Gather all lines from the material that contain the word "JSON".
------------
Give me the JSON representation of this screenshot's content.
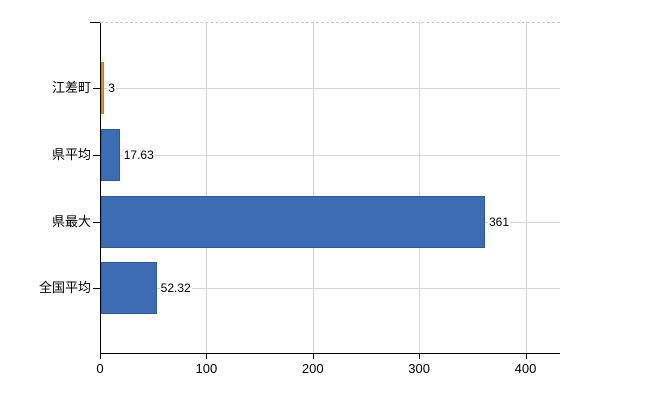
{
  "chart_data": {
    "type": "bar",
    "orientation": "horizontal",
    "title": "",
    "xlabel": "",
    "ylabel": "",
    "categories": [
      "江差町",
      "県平均",
      "県最大",
      "全国平均"
    ],
    "values": [
      3,
      17.63,
      361,
      52.32
    ],
    "value_labels": [
      "3",
      "17.63",
      "361",
      "52.32"
    ],
    "bar_colors": [
      "#ed8c23",
      "#3c6db4",
      "#3c6db4",
      "#3c6db4"
    ],
    "bar_border_colors": [
      "#d9780e",
      "#2f5a9c",
      "#2f5a9c",
      "#2f5a9c"
    ],
    "x_ticks": [
      0,
      100,
      200,
      300,
      400
    ],
    "x_tick_labels": [
      "0",
      "100",
      "200",
      "300",
      "400"
    ],
    "xlim": [
      0,
      432
    ],
    "grid": true,
    "legend": "none",
    "colors": {
      "grid": "#d6d6d6",
      "axis": "#000000",
      "background": "#ffffff",
      "text": "#000000"
    }
  }
}
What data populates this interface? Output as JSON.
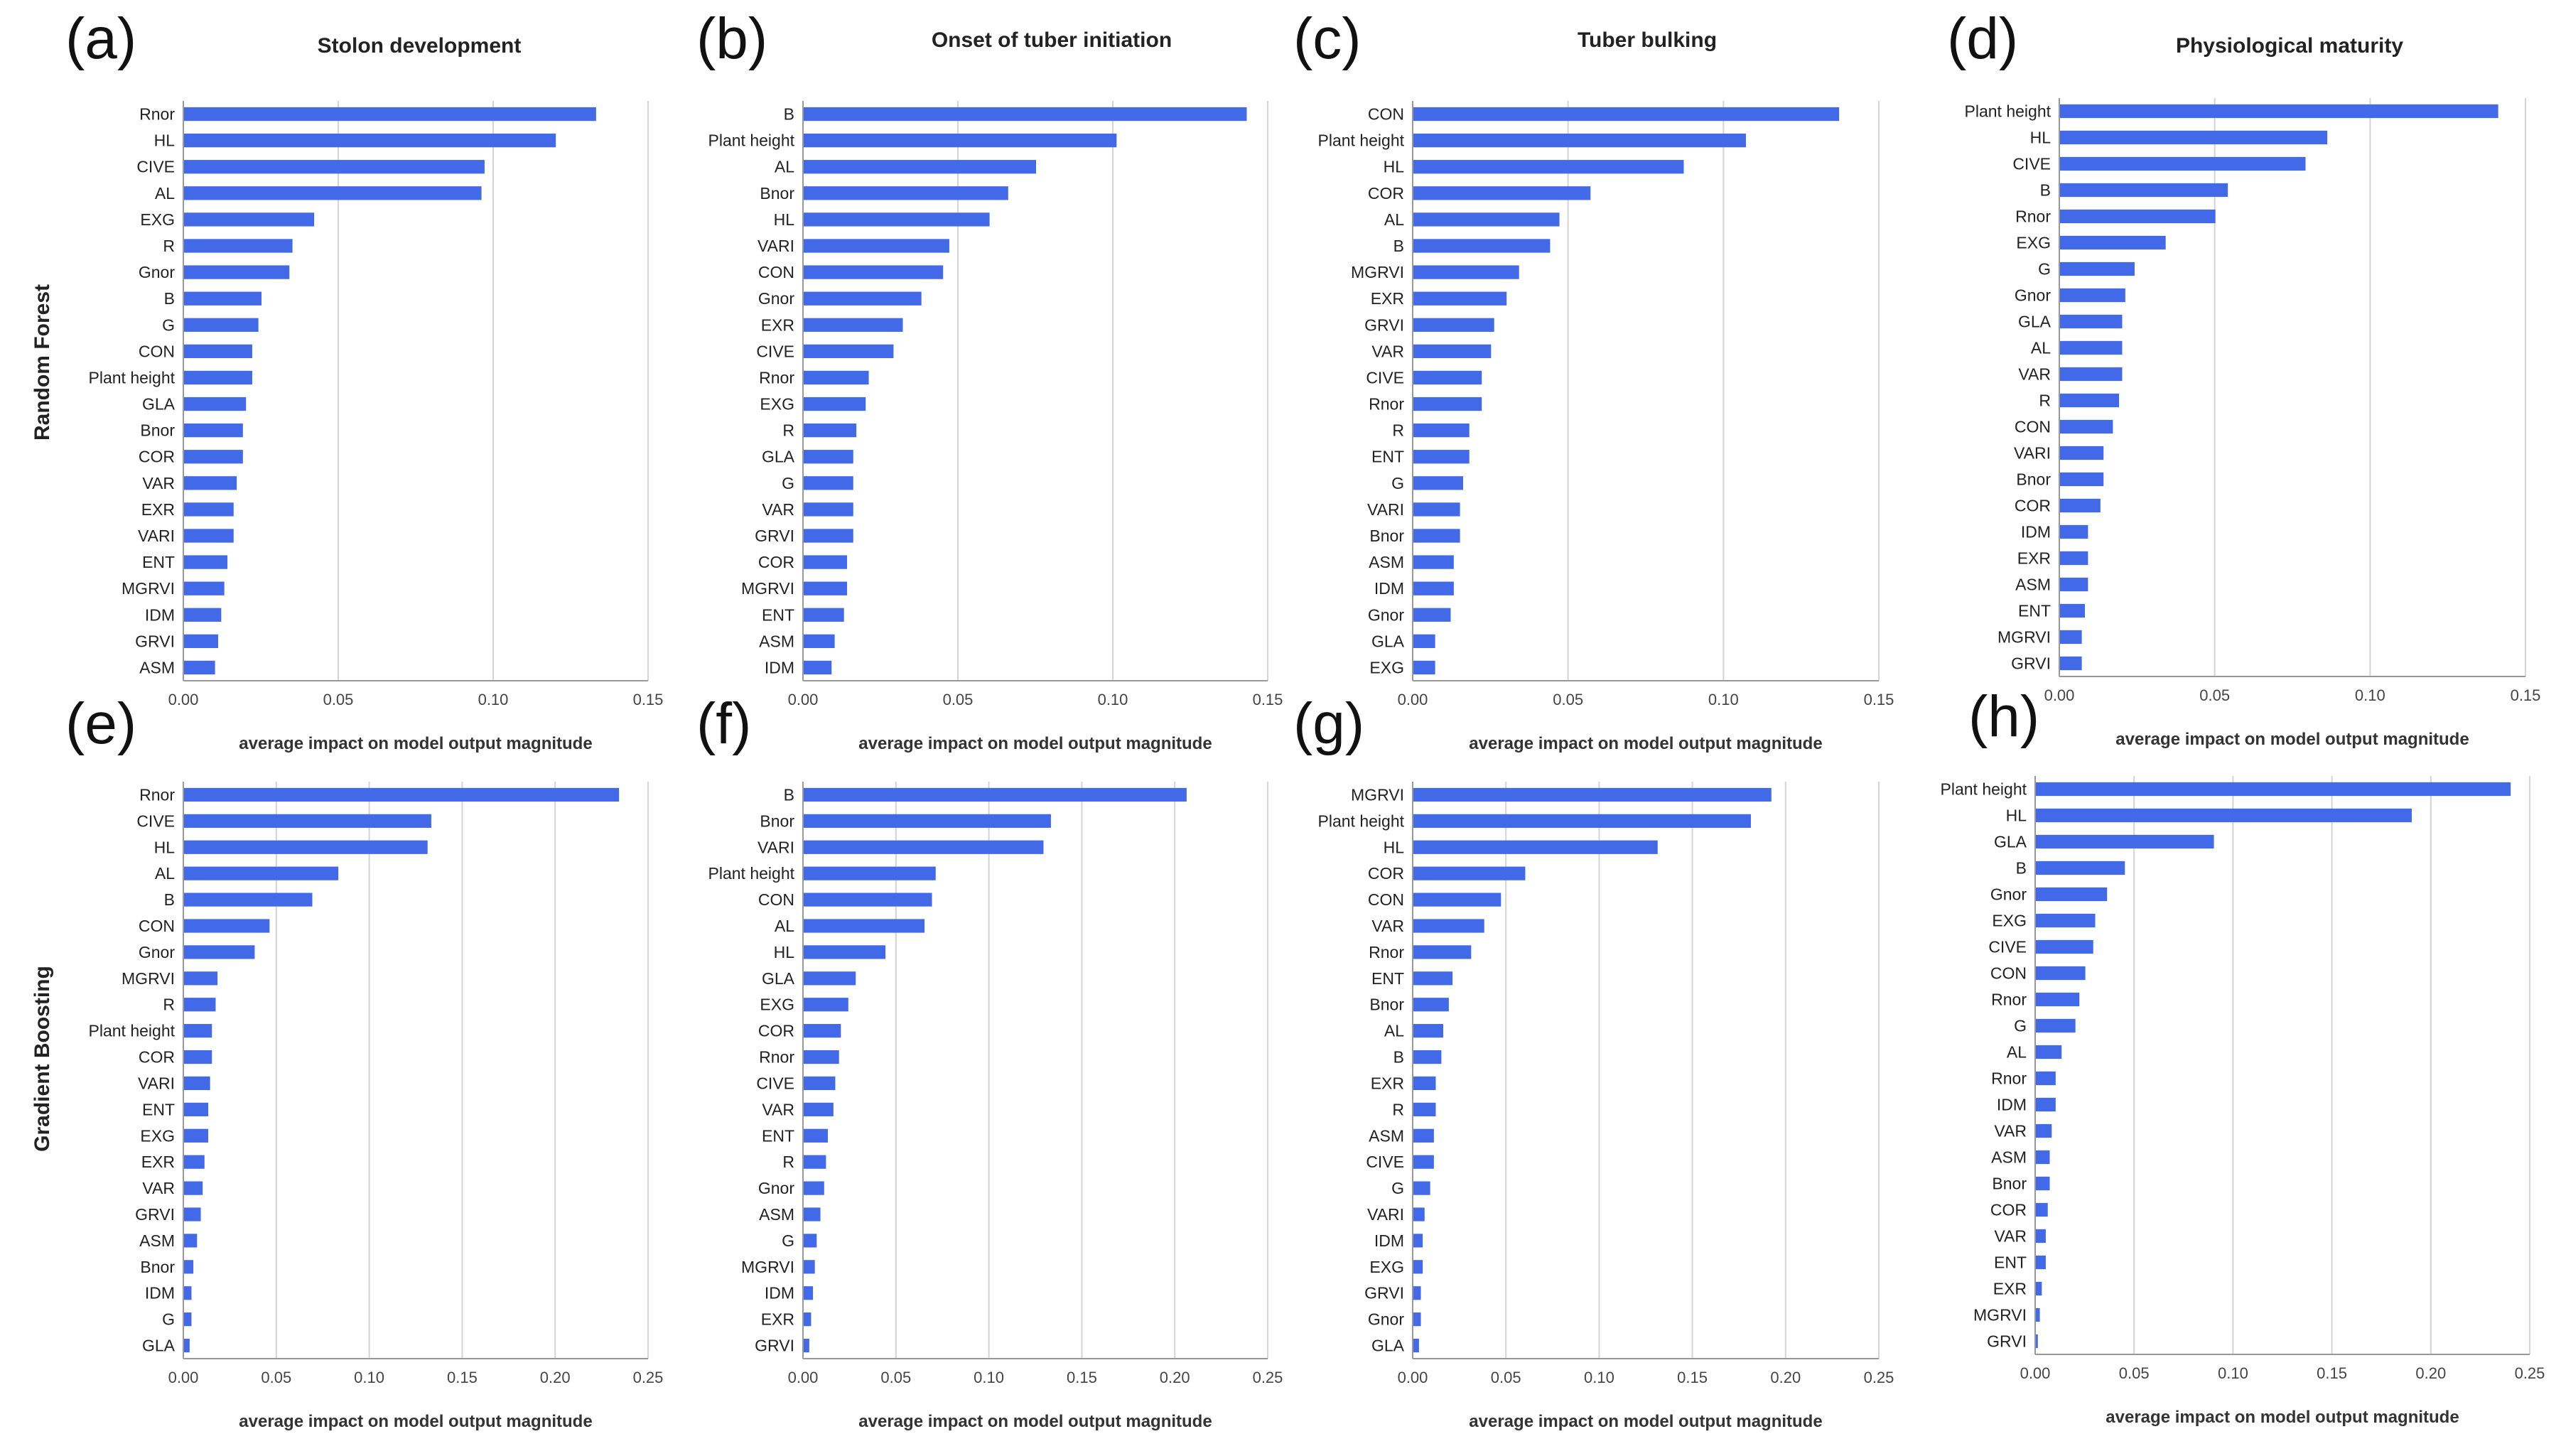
{
  "figure": {
    "row_labels": [
      "Random Forest",
      "Gradient Boosting"
    ],
    "bar_color": "#4169e8",
    "grid_color": "#d4d4d4",
    "axis_color": "#999999"
  },
  "chart_data": [
    {
      "type": "bar",
      "orientation": "horizontal",
      "panel": "(a)",
      "title": "Stolon development",
      "xlabel": "average impact on model output magnitude",
      "xlim": [
        0,
        0.15
      ],
      "xticks": [
        "0.00",
        "0.05",
        "0.10",
        "0.15"
      ],
      "categories": [
        "Rnor",
        "HL",
        "CIVE",
        "AL",
        "EXG",
        "R",
        "Gnor",
        "B",
        "G",
        "CON",
        "Plant height",
        "GLA",
        "Bnor",
        "COR",
        "VAR",
        "EXR",
        "VARI",
        "ENT",
        "MGRVI",
        "IDM",
        "GRVI",
        "ASM"
      ],
      "values": [
        0.133,
        0.12,
        0.097,
        0.096,
        0.042,
        0.035,
        0.034,
        0.025,
        0.024,
        0.022,
        0.022,
        0.02,
        0.019,
        0.019,
        0.017,
        0.016,
        0.016,
        0.014,
        0.013,
        0.012,
        0.011,
        0.01
      ]
    },
    {
      "type": "bar",
      "orientation": "horizontal",
      "panel": "(b)",
      "title": "Onset of tuber initiation",
      "xlabel": "average impact on model output magnitude",
      "xlim": [
        0,
        0.15
      ],
      "xticks": [
        "0.00",
        "0.05",
        "0.10",
        "0.15"
      ],
      "categories": [
        "B",
        "Plant height",
        "AL",
        "Bnor",
        "HL",
        "VARI",
        "CON",
        "Gnor",
        "EXR",
        "CIVE",
        "Rnor",
        "EXG",
        "R",
        "GLA",
        "G",
        "VAR",
        "GRVI",
        "COR",
        "MGRVI",
        "ENT",
        "ASM",
        "IDM"
      ],
      "values": [
        0.143,
        0.101,
        0.075,
        0.066,
        0.06,
        0.047,
        0.045,
        0.038,
        0.032,
        0.029,
        0.021,
        0.02,
        0.017,
        0.016,
        0.016,
        0.016,
        0.016,
        0.014,
        0.014,
        0.013,
        0.01,
        0.009
      ]
    },
    {
      "type": "bar",
      "orientation": "horizontal",
      "panel": "(c)",
      "title": "Tuber bulking",
      "xlabel": "average impact on model output magnitude",
      "xlim": [
        0,
        0.15
      ],
      "xticks": [
        "0.00",
        "0.05",
        "0.10",
        "0.15"
      ],
      "categories": [
        "CON",
        "Plant height",
        "HL",
        "COR",
        "AL",
        "B",
        "MGRVI",
        "EXR",
        "GRVI",
        "VAR",
        "CIVE",
        "Rnor",
        "R",
        "ENT",
        "G",
        "VARI",
        "Bnor",
        "ASM",
        "IDM",
        "Gnor",
        "GLA",
        "EXG"
      ],
      "values": [
        0.137,
        0.107,
        0.087,
        0.057,
        0.047,
        0.044,
        0.034,
        0.03,
        0.026,
        0.025,
        0.022,
        0.022,
        0.018,
        0.018,
        0.016,
        0.015,
        0.015,
        0.013,
        0.013,
        0.012,
        0.007,
        0.007
      ]
    },
    {
      "type": "bar",
      "orientation": "horizontal",
      "panel": "(d)",
      "title": "Physiological maturity",
      "xlabel": "average impact on model output magnitude",
      "xlim": [
        0,
        0.15
      ],
      "xticks": [
        "0.00",
        "0.05",
        "0.10",
        "0.15"
      ],
      "categories": [
        "Plant height",
        "HL",
        "CIVE",
        "B",
        "Rnor",
        "EXG",
        "G",
        "Gnor",
        "GLA",
        "AL",
        "VAR",
        "R",
        "CON",
        "VARI",
        "Bnor",
        "COR",
        "IDM",
        "EXR",
        "ASM",
        "ENT",
        "MGRVI",
        "GRVI"
      ],
      "values": [
        0.141,
        0.086,
        0.079,
        0.054,
        0.05,
        0.034,
        0.024,
        0.021,
        0.02,
        0.02,
        0.02,
        0.019,
        0.017,
        0.014,
        0.014,
        0.013,
        0.009,
        0.009,
        0.009,
        0.008,
        0.007,
        0.007
      ]
    },
    {
      "type": "bar",
      "orientation": "horizontal",
      "panel": "(e)",
      "title": "",
      "xlabel": "average impact on model output magnitude",
      "xlim": [
        0,
        0.25
      ],
      "xticks": [
        "0.00",
        "0.05",
        "0.10",
        "0.15",
        "0.20",
        "0.25"
      ],
      "categories": [
        "Rnor",
        "CIVE",
        "HL",
        "AL",
        "B",
        "CON",
        "Gnor",
        "MGRVI",
        "R",
        "Plant height",
        "COR",
        "VARI",
        "ENT",
        "EXG",
        "EXR",
        "VAR",
        "GRVI",
        "ASM",
        "Bnor",
        "IDM",
        "G",
        "GLA"
      ],
      "values": [
        0.234,
        0.133,
        0.131,
        0.083,
        0.069,
        0.046,
        0.038,
        0.018,
        0.017,
        0.015,
        0.015,
        0.014,
        0.013,
        0.013,
        0.011,
        0.01,
        0.009,
        0.007,
        0.005,
        0.004,
        0.004,
        0.003
      ]
    },
    {
      "type": "bar",
      "orientation": "horizontal",
      "panel": "(f)",
      "title": "",
      "xlabel": "average impact on model output magnitude",
      "xlim": [
        0,
        0.25
      ],
      "xticks": [
        "0.00",
        "0.05",
        "0.10",
        "0.15",
        "0.20",
        "0.25"
      ],
      "categories": [
        "B",
        "Bnor",
        "VARI",
        "Plant height",
        "CON",
        "AL",
        "HL",
        "GLA",
        "EXG",
        "COR",
        "Rnor",
        "CIVE",
        "VAR",
        "ENT",
        "R",
        "Gnor",
        "ASM",
        "G",
        "MGRVI",
        "IDM",
        "EXR",
        "GRVI"
      ],
      "values": [
        0.206,
        0.133,
        0.129,
        0.071,
        0.069,
        0.065,
        0.044,
        0.028,
        0.024,
        0.02,
        0.019,
        0.017,
        0.016,
        0.013,
        0.012,
        0.011,
        0.009,
        0.007,
        0.006,
        0.005,
        0.004,
        0.003
      ]
    },
    {
      "type": "bar",
      "orientation": "horizontal",
      "panel": "(g)",
      "title": "",
      "xlabel": "average impact on model output magnitude",
      "xlim": [
        0,
        0.25
      ],
      "xticks": [
        "0.00",
        "0.05",
        "0.10",
        "0.15",
        "0.20",
        "0.25"
      ],
      "categories": [
        "MGRVI",
        "Plant height",
        "HL",
        "COR",
        "CON",
        "VAR",
        "Rnor",
        "ENT",
        "Bnor",
        "AL",
        "B",
        "EXR",
        "R",
        "ASM",
        "CIVE",
        "G",
        "VARI",
        "IDM",
        "EXG",
        "GRVI",
        "Gnor",
        "GLA"
      ],
      "values": [
        0.192,
        0.181,
        0.131,
        0.06,
        0.047,
        0.038,
        0.031,
        0.021,
        0.019,
        0.016,
        0.015,
        0.012,
        0.012,
        0.011,
        0.011,
        0.009,
        0.006,
        0.005,
        0.005,
        0.004,
        0.004,
        0.003
      ]
    },
    {
      "type": "bar",
      "orientation": "horizontal",
      "panel": "(h)",
      "title": "",
      "xlabel": "average impact on model output magnitude",
      "xlim": [
        0,
        0.25
      ],
      "xticks": [
        "0.00",
        "0.05",
        "0.10",
        "0.15",
        "0.20",
        "0.25"
      ],
      "categories": [
        "Plant height",
        "HL",
        "GLA",
        "B",
        "Gnor",
        "EXG",
        "CIVE",
        "CON",
        "Rnor",
        "G",
        "AL",
        "Rnor",
        "IDM",
        "VAR",
        "ASM",
        "Bnor",
        "COR",
        "VAR",
        "ENT",
        "EXR",
        "MGRVI",
        "GRVI"
      ],
      "values": [
        0.24,
        0.19,
        0.09,
        0.045,
        0.036,
        0.03,
        0.029,
        0.025,
        0.022,
        0.02,
        0.013,
        0.01,
        0.01,
        0.008,
        0.007,
        0.007,
        0.006,
        0.005,
        0.005,
        0.003,
        0.002,
        0.001
      ]
    }
  ]
}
------------
### Written answer:
Give me the JSON representation of this screenshot's content.
What data populates this interface? Output as JSON.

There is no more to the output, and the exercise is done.